Records from a data source:
══════

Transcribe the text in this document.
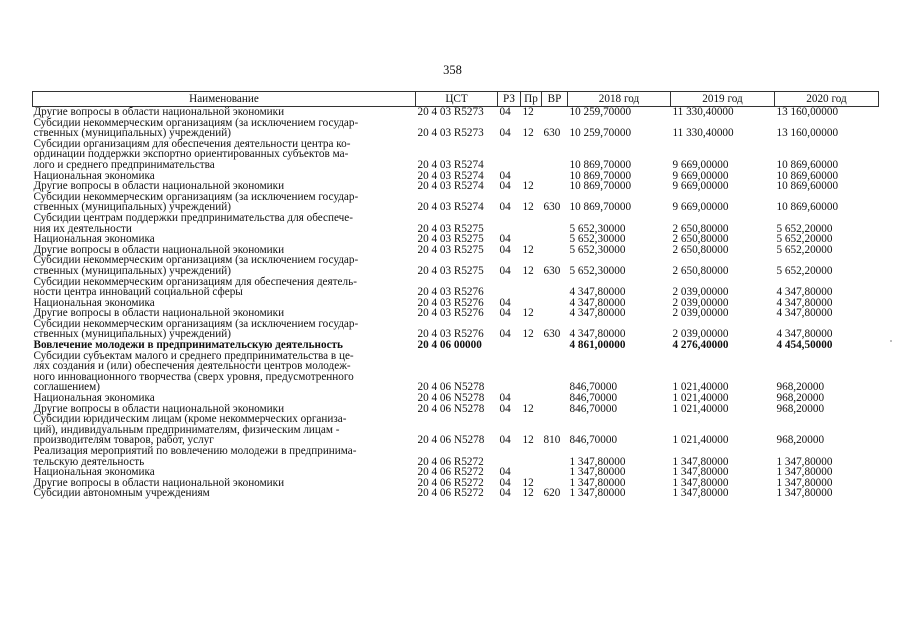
358
Наименование	ЦСТ	РЗ	Пр	ВР	2018 год	2019 год	2020 год

Другие вопросы в области национальной экономики	20 4 03 R5273	04	12		10 259,70000	11 330,40000	13 160,00000

Субсидии некоммерческим организациям (за исключением государ-
ственных (муниципальных) учреждений)	20 4 03 R5273	04	12	630	10 259,70000	11 330,40000	13 160,00000

Субсидии организациям для обеспечения деятельности центра ко-
ординации поддержки экспортно ориентированных субъектов ма-
лого и среднего предпринимательства	20 4 03 R5274				10 869,70000	9 669,00000	10 869,60000

Национальная экономика	20 4 03 R5274	04			10 869,70000	9 669,00000	10 869,60000

Другие вопросы в области национальной экономики	20 4 03 R5274	04	12		10 869,70000	9 669,00000	10 869,60000

Субсидии некоммерческим организациям (за исключением государ-
ственных (муниципальных) учреждений)	20 4 03 R5274	04	12	630	10 869,70000	9 669,00000	10 869,60000

Субсидии центрам поддержки предпринимательства для обеспече-
ния их деятельности	20 4 03 R5275				5 652,30000	2 650,80000	5 652,20000

Национальная экономика	20 4 03 R5275	04			5 652,30000	2 650,80000	5 652,20000

Другие вопросы в области национальной экономики	20 4 03 R5275	04	12		5 652,30000	2 650,80000	5 652,20000

Субсидии некоммерческим организациям (за исключением государ-
ственных (муниципальных) учреждений)	20 4 03 R5275	04	12	630	5 652,30000	2 650,80000	5 652,20000

Субсидии некоммерческим организациям для обеспечения деятель-
ности центра инноваций социальной сферы	20 4 03 R5276				4 347,80000	2 039,00000	4 347,80000

Национальная экономика	20 4 03 R5276	04			4 347,80000	2 039,00000	4 347,80000

Другие вопросы в области национальной экономики	20 4 03 R5276	04	12		4 347,80000	2 039,00000	4 347,80000

Субсидии некоммерческим организациям (за исключением государ-
ственных (муниципальных) учреждений)	20 4 03 R5276	04	12	630	4 347,80000	2 039,00000	4 347,80000

Вовлечение молодежи в предпринимательскую деятельность	20 4 06 00000				4 861,00000	4 276,40000	4 454,50000

Субсидии субъектам малого и среднего предпринимательства в це-
лях создания и (или) обеспечения деятельности центров молодеж-
ного инновационного творчества (сверх уровня, предусмотренного
соглашением)	20 4 06 N5278				846,70000	1 021,40000	968,20000

Национальная экономика	20 4 06 N5278	04			846,70000	1 021,40000	968,20000

Другие вопросы в области национальной экономики	20 4 06 N5278	04	12		846,70000	1 021,40000	968,20000

Субсидии юридическим лицам (кроме некоммерческих организа-
ций), индивидуальным предпринимателям, физическим лицам -
производителям товаров, работ, услуг	20 4 06 N5278	04	12	810	846,70000	1 021,40000	968,20000

Реализация мероприятий по вовлечению молодежи в предпринима-
тельскую деятельность	20 4 06 R5272				1 347,80000	1 347,80000	1 347,80000

Национальная экономика	20 4 06 R5272	04			1 347,80000	1 347,80000	1 347,80000

Другие вопросы в области национальной экономики	20 4 06 R5272	04	12		1 347,80000	1 347,80000	1 347,80000

Субсидии автономным учреждениям	20 4 06 R5272	04	12	620	1 347,80000	1 347,80000	1 347,80000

══════

**WHAT YOU WILL DO**.
Could you repeat all of the material exactly? Pictures should not be copied.

**RESULT OF THIS EXERCISE**.
Transcribe the text in this document.
358
Наименование	ЦСТ	РЗ	Пр	ВР	2018 год	2019 год	2020 год

Другие вопросы в области национальной экономики	20 4 03 R5273	04	12		10 259,70000	11 330,40000	13 160,00000

Субсидии некоммерческим организациям (за исключением государ-
ственных (муниципальных) учреждений)	20 4 03 R5273	04	12	630	10 259,70000	11 330,40000	13 160,00000

Субсидии организациям для обеспечения деятельности центра ко-
ординации поддержки экспортно ориентированных субъектов ма-
лого и среднего предпринимательства	20 4 03 R5274				10 869,70000	9 669,00000	10 869,60000

Национальная экономика	20 4 03 R5274	04			10 869,70000	9 669,00000	10 869,60000

Другие вопросы в области национальной экономики	20 4 03 R5274	04	12		10 869,70000	9 669,00000	10 869,60000

Субсидии некоммерческим организациям (за исключением государ-
ственных (муниципальных) учреждений)	20 4 03 R5274	04	12	630	10 869,70000	9 669,00000	10 869,60000

Субсидии центрам поддержки предпринимательства для обеспече-
ния их деятельности	20 4 03 R5275				5 652,30000	2 650,80000	5 652,20000

Национальная экономика	20 4 03 R5275	04			5 652,30000	2 650,80000	5 652,20000

Другие вопросы в области национальной экономики	20 4 03 R5275	04	12		5 652,30000	2 650,80000	5 652,20000

Субсидии некоммерческим организациям (за исключением государ-
ственных (муниципальных) учреждений)	20 4 03 R5275	04	12	630	5 652,30000	2 650,80000	5 652,20000

Субсидии некоммерческим организациям для обеспечения деятель-
ности центра инноваций социальной сферы	20 4 03 R5276				4 347,80000	2 039,00000	4 347,80000

Национальная экономика	20 4 03 R5276	04			4 347,80000	2 039,00000	4 347,80000

Другие вопросы в области национальной экономики	20 4 03 R5276	04	12		4 347,80000	2 039,00000	4 347,80000

Субсидии некоммерческим организациям (за исключением государ-
ственных (муниципальных) учреждений)	20 4 03 R5276	04	12	630	4 347,80000	2 039,00000	4 347,80000

Вовлечение молодежи в предпринимательскую деятельность	20 4 06 00000				4 861,00000	4 276,40000	4 454,50000

Субсидии субъектам малого и среднего предпринимательства в це-
лях создания и (или) обеспечения деятельности центров молодеж-
ного инновационного творчества (сверх уровня, предусмотренного
соглашением)	20 4 06 N5278				846,70000	1 021,40000	968,20000

Национальная экономика	20 4 06 N5278	04			846,70000	1 021,40000	968,20000

Другие вопросы в области национальной экономики	20 4 06 N5278	04	12		846,70000	1 021,40000	968,20000

Субсидии юридическим лицам (кроме некоммерческих организа-
ций), индивидуальным предпринимателям, физическим лицам -
производителям товаров, работ, услуг	20 4 06 N5278	04	12	810	846,70000	1 021,40000	968,20000

Реализация мероприятий по вовлечению молодежи в предпринима-
тельскую деятельность	20 4 06 R5272				1 347,80000	1 347,80000	1 347,80000

Национальная экономика	20 4 06 R5272	04			1 347,80000	1 347,80000	1 347,80000

Другие вопросы в области национальной экономики	20 4 06 R5272	04	12		1 347,80000	1 347,80000	1 347,80000

Субсидии автономным учреждениям	20 4 06 R5272	04	12	620	1 347,80000	1 347,80000	1 347,80000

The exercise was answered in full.